Problem: Copy each line below containing "scan".

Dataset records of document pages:
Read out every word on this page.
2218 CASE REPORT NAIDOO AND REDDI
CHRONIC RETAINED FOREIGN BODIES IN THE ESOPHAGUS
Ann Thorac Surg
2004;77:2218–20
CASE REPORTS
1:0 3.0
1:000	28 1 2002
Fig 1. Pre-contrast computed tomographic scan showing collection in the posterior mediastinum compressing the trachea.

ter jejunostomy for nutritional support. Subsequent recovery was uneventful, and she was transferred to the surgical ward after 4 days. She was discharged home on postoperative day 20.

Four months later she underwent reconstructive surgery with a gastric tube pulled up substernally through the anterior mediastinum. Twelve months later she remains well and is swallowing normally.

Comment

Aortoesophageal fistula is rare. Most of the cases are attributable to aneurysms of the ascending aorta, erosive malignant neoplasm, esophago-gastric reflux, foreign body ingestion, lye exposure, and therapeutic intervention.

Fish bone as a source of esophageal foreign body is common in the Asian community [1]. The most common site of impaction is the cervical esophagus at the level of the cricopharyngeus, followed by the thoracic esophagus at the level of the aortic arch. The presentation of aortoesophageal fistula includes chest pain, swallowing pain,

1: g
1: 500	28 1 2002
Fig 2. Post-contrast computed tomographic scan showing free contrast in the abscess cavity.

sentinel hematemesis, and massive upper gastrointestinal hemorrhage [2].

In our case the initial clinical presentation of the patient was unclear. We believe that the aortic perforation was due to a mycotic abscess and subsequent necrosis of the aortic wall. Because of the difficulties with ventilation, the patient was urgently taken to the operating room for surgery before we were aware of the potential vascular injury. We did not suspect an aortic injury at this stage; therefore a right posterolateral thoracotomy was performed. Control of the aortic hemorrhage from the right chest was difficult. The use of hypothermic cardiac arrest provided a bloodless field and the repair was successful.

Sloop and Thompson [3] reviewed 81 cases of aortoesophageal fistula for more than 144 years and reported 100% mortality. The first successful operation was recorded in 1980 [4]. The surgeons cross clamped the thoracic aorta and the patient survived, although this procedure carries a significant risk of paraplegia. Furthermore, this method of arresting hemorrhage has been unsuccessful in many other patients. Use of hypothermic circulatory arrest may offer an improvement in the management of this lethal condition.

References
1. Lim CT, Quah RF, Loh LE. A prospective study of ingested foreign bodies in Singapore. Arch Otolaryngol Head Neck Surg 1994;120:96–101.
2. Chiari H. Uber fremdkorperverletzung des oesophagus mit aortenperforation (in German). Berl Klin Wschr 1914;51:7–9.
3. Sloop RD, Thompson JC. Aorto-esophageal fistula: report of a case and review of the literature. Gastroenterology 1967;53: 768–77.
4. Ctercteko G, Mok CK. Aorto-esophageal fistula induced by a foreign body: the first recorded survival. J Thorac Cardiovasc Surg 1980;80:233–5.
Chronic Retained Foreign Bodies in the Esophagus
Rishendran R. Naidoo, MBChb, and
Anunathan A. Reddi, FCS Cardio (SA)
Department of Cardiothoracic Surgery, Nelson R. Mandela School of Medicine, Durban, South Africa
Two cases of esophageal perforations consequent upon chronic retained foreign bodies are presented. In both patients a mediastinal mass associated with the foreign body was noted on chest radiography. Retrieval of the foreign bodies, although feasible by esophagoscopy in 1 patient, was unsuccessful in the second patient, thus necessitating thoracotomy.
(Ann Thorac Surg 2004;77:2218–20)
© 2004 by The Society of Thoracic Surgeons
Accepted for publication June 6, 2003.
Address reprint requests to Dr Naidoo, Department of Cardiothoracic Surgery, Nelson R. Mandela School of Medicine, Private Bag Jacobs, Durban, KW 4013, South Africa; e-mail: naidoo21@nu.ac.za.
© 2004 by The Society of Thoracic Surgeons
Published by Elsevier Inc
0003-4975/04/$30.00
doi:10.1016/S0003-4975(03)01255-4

Written response:
Fig 1. Pre-contrast computed tomographic scan showing collection in the posterior mediastinum compressing the trachea.
Fig 2. Post-contrast computed tomographic scan showing free contrast in the abscess cavity.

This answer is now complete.